• _OBJETIVO DEL EJERCICIO_
Actualiza estas líneas de todos los registros: cambia "scan-speck" por "mancha" y deja todo lo demás igual.

-------------------------

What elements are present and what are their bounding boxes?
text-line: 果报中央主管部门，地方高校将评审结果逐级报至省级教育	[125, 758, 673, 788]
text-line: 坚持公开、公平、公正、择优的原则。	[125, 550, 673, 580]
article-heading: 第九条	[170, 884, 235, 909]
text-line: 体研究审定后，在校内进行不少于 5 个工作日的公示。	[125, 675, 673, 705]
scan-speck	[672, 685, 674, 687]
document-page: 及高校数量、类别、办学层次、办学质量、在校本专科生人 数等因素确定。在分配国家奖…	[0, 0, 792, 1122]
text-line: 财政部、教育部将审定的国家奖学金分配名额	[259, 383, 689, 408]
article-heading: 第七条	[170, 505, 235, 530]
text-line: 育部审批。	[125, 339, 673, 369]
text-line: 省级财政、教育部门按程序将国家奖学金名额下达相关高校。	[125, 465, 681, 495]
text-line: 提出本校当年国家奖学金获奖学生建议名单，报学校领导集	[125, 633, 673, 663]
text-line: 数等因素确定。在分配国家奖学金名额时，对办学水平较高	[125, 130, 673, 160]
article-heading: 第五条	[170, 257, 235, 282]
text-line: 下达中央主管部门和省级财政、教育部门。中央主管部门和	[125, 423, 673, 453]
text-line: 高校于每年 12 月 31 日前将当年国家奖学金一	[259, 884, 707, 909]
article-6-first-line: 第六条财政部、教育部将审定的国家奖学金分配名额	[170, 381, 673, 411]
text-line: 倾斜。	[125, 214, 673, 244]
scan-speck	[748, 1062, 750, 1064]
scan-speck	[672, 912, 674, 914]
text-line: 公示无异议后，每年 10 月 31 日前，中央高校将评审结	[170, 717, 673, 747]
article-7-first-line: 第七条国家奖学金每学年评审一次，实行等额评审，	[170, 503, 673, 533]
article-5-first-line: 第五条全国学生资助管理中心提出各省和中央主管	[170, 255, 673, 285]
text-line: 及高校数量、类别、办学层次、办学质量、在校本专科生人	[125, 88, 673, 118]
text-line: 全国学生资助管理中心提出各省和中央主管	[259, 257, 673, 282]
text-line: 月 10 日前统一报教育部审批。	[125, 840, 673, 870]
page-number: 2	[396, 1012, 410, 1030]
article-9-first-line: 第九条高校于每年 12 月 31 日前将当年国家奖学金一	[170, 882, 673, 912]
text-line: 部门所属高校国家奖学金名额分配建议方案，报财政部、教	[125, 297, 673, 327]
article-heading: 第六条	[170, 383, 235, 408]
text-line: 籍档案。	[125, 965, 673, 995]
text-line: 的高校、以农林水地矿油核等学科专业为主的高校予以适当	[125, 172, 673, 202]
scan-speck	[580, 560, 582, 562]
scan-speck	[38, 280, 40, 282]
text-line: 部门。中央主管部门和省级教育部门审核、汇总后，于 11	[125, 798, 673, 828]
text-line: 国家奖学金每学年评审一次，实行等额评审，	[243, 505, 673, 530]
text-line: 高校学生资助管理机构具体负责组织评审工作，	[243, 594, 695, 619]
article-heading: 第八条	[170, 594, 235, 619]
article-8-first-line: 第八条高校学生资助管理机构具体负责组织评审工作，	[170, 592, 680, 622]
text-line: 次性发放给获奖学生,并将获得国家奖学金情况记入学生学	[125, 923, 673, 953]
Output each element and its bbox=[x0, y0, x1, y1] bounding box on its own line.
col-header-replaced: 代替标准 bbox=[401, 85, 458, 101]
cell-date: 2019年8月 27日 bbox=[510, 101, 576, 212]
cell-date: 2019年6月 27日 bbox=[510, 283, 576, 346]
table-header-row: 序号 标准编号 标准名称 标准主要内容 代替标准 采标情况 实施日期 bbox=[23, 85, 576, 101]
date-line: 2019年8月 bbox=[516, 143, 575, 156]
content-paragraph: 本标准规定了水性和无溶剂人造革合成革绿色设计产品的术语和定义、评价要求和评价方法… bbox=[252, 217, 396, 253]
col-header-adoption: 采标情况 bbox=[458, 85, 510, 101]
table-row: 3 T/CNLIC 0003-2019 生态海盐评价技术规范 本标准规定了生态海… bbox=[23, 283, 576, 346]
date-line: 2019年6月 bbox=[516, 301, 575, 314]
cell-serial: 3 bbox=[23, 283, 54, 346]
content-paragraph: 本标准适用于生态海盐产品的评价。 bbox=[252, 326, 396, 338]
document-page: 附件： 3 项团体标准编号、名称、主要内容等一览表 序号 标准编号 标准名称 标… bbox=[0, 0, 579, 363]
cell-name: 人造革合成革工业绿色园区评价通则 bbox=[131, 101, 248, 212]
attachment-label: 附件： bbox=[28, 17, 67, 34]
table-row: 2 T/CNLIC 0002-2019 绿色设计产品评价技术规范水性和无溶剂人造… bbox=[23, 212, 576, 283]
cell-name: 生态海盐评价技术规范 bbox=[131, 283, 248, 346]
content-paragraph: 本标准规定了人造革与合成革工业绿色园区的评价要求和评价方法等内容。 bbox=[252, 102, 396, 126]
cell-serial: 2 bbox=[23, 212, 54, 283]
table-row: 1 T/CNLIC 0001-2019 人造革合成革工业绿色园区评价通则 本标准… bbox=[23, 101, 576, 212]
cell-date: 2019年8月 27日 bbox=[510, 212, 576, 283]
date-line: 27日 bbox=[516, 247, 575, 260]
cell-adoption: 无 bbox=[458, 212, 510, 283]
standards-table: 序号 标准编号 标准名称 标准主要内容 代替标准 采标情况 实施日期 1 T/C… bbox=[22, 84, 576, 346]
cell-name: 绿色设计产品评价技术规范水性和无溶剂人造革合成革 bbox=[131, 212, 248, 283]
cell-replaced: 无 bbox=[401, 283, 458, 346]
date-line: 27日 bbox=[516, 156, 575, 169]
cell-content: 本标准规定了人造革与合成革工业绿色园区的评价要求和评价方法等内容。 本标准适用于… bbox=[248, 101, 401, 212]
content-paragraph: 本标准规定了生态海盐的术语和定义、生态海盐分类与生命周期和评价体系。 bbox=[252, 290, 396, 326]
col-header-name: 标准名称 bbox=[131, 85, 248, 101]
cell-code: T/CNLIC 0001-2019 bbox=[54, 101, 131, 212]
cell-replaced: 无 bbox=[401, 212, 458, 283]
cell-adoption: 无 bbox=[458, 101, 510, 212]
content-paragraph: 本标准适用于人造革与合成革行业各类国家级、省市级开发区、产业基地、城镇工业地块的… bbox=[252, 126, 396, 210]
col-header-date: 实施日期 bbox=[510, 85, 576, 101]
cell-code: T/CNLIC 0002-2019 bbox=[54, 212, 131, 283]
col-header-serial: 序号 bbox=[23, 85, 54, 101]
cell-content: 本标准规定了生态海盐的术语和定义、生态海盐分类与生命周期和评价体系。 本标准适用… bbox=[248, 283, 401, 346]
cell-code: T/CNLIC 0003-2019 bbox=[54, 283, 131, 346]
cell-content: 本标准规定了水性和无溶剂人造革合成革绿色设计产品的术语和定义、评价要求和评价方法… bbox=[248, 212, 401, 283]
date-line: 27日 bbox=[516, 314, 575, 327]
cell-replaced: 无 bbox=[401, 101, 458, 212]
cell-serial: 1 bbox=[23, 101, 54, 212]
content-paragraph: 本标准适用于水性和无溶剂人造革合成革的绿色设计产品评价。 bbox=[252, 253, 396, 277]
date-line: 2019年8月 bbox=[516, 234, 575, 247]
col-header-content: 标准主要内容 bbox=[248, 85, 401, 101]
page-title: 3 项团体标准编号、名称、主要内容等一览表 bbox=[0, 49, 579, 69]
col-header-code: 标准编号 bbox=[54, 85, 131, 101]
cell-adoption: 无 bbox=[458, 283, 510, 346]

-------------------------

• _RESPUESTA_
What elements are present and what are their bounding boxes?
text-line: 果报中央主管部门，地方高校将评审结果逐级报至省级教育	[125, 758, 673, 788]
text-line: 坚持公开、公平、公正、择优的原则。	[125, 550, 673, 580]
article-heading: 第九条	[170, 884, 235, 909]
text-line: 体研究审定后，在校内进行不少于 5 个工作日的公示。	[125, 675, 673, 705]
mancha	[672, 685, 674, 687]
document-page: 及高校数量、类别、办学层次、办学质量、在校本专科生人 数等因素确定。在分配国家奖…	[0, 0, 792, 1122]
text-line: 财政部、教育部将审定的国家奖学金分配名额	[259, 383, 689, 408]
article-heading: 第七条	[170, 505, 235, 530]
text-line: 育部审批。	[125, 339, 673, 369]
text-line: 省级财政、教育部门按程序将国家奖学金名额下达相关高校。	[125, 465, 681, 495]
text-line: 提出本校当年国家奖学金获奖学生建议名单，报学校领导集	[125, 633, 673, 663]
text-line: 数等因素确定。在分配国家奖学金名额时，对办学水平较高	[125, 130, 673, 160]
article-heading: 第五条	[170, 257, 235, 282]
text-line: 下达中央主管部门和省级财政、教育部门。中央主管部门和	[125, 423, 673, 453]
text-line: 高校于每年 12 月 31 日前将当年国家奖学金一	[259, 884, 707, 909]
article-6-first-line: 第六条财政部、教育部将审定的国家奖学金分配名额	[170, 381, 673, 411]
text-line: 倾斜。	[125, 214, 673, 244]
mancha	[748, 1062, 750, 1064]
mancha	[672, 912, 674, 914]
text-line: 公示无异议后，每年 10 月 31 日前，中央高校将评审结	[170, 717, 673, 747]
article-7-first-line: 第七条国家奖学金每学年评审一次，实行等额评审，	[170, 503, 673, 533]
article-5-first-line: 第五条全国学生资助管理中心提出各省和中央主管	[170, 255, 673, 285]
text-line: 及高校数量、类别、办学层次、办学质量、在校本专科生人	[125, 88, 673, 118]
text-line: 全国学生资助管理中心提出各省和中央主管	[259, 257, 673, 282]
text-line: 月 10 日前统一报教育部审批。	[125, 840, 673, 870]
page-number: 2	[396, 1012, 410, 1030]
article-9-first-line: 第九条高校于每年 12 月 31 日前将当年国家奖学金一	[170, 882, 673, 912]
text-line: 部门所属高校国家奖学金名额分配建议方案，报财政部、教	[125, 297, 673, 327]
article-heading: 第六条	[170, 383, 235, 408]
text-line: 籍档案。	[125, 965, 673, 995]
text-line: 的高校、以农林水地矿油核等学科专业为主的高校予以适当	[125, 172, 673, 202]
mancha	[580, 560, 582, 562]
mancha	[38, 280, 40, 282]
text-line: 部门。中央主管部门和省级教育部门审核、汇总后，于 11	[125, 798, 673, 828]
text-line: 国家奖学金每学年评审一次，实行等额评审，	[243, 505, 673, 530]
text-line: 高校学生资助管理机构具体负责组织评审工作，	[243, 594, 695, 619]
article-heading: 第八条	[170, 594, 235, 619]
article-8-first-line: 第八条高校学生资助管理机构具体负责组织评审工作，	[170, 592, 680, 622]
text-line: 次性发放给获奖学生,并将获得国家奖学金情况记入学生学	[125, 923, 673, 953]
Output each element and its bbox=[x0, y0, x1, y1] bounding box on its own line.
col-header-replaced: 代替标准 bbox=[401, 85, 458, 101]
cell-date: 2019年8月 27日 bbox=[510, 101, 576, 212]
cell-date: 2019年6月 27日 bbox=[510, 283, 576, 346]
table-header-row: 序号 标准编号 标准名称 标准主要内容 代替标准 采标情况 实施日期 bbox=[23, 85, 576, 101]
date-line: 2019年8月 bbox=[516, 143, 575, 156]
content-paragraph: 本标准规定了水性和无溶剂人造革合成革绿色设计产品的术语和定义、评价要求和评价方法… bbox=[252, 217, 396, 253]
col-header-adoption: 采标情况 bbox=[458, 85, 510, 101]
table-row: 3 T/CNLIC 0003-2019 生态海盐评价技术规范 本标准规定了生态海… bbox=[23, 283, 576, 346]
date-line: 2019年6月 bbox=[516, 301, 575, 314]
cell-serial: 3 bbox=[23, 283, 54, 346]
content-paragraph: 本标准适用于生态海盐产品的评价。 bbox=[252, 326, 396, 338]
document-page: 附件： 3 项团体标准编号、名称、主要内容等一览表 序号 标准编号 标准名称 标… bbox=[0, 0, 579, 363]
cell-name: 人造革合成革工业绿色园区评价通则 bbox=[131, 101, 248, 212]
attachment-label: 附件： bbox=[28, 17, 67, 34]
table-row: 2 T/CNLIC 0002-2019 绿色设计产品评价技术规范水性和无溶剂人造… bbox=[23, 212, 576, 283]
cell-name: 生态海盐评价技术规范 bbox=[131, 283, 248, 346]
content-paragraph: 本标准规定了人造革与合成革工业绿色园区的评价要求和评价方法等内容。 bbox=[252, 102, 396, 126]
cell-serial: 2 bbox=[23, 212, 54, 283]
table-row: 1 T/CNLIC 0001-2019 人造革合成革工业绿色园区评价通则 本标准… bbox=[23, 101, 576, 212]
cell-date: 2019年8月 27日 bbox=[510, 212, 576, 283]
date-line: 27日 bbox=[516, 247, 575, 260]
cell-adoption: 无 bbox=[458, 212, 510, 283]
standards-table: 序号 标准编号 标准名称 标准主要内容 代替标准 采标情况 实施日期 1 T/C… bbox=[22, 84, 576, 346]
cell-name: 绿色设计产品评价技术规范水性和无溶剂人造革合成革 bbox=[131, 212, 248, 283]
cell-replaced: 无 bbox=[401, 283, 458, 346]
date-line: 27日 bbox=[516, 156, 575, 169]
cell-content: 本标准规定了人造革与合成革工业绿色园区的评价要求和评价方法等内容。 本标准适用于… bbox=[248, 101, 401, 212]
content-paragraph: 本标准规定了生态海盐的术语和定义、生态海盐分类与生命周期和评价体系。 bbox=[252, 290, 396, 326]
col-header-name: 标准名称 bbox=[131, 85, 248, 101]
cell-code: T/CNLIC 0001-2019 bbox=[54, 101, 131, 212]
cell-replaced: 无 bbox=[401, 212, 458, 283]
cell-adoption: 无 bbox=[458, 101, 510, 212]
content-paragraph: 本标准适用于人造革与合成革行业各类国家级、省市级开发区、产业基地、城镇工业地块的… bbox=[252, 126, 396, 210]
col-header-date: 实施日期 bbox=[510, 85, 576, 101]
cell-code: T/CNLIC 0002-2019 bbox=[54, 212, 131, 283]
col-header-serial: 序号 bbox=[23, 85, 54, 101]
cell-content: 本标准规定了生态海盐的术语和定义、生态海盐分类与生命周期和评价体系。 本标准适用… bbox=[248, 283, 401, 346]
cell-code: T/CNLIC 0003-2019 bbox=[54, 283, 131, 346]
cell-content: 本标准规定了水性和无溶剂人造革合成革绿色设计产品的术语和定义、评价要求和评价方法… bbox=[248, 212, 401, 283]
date-line: 27日 bbox=[516, 314, 575, 327]
cell-replaced: 无 bbox=[401, 101, 458, 212]
cell-serial: 1 bbox=[23, 101, 54, 212]
content-paragraph: 本标准适用于水性和无溶剂人造革合成革的绿色设计产品评价。 bbox=[252, 253, 396, 277]
date-line: 2019年8月 bbox=[516, 234, 575, 247]
col-header-content: 标准主要内容 bbox=[248, 85, 401, 101]
page-title: 3 项团体标准编号、名称、主要内容等一览表 bbox=[0, 49, 579, 69]
col-header-code: 标准编号 bbox=[54, 85, 131, 101]
cell-adoption: 无 bbox=[458, 283, 510, 346]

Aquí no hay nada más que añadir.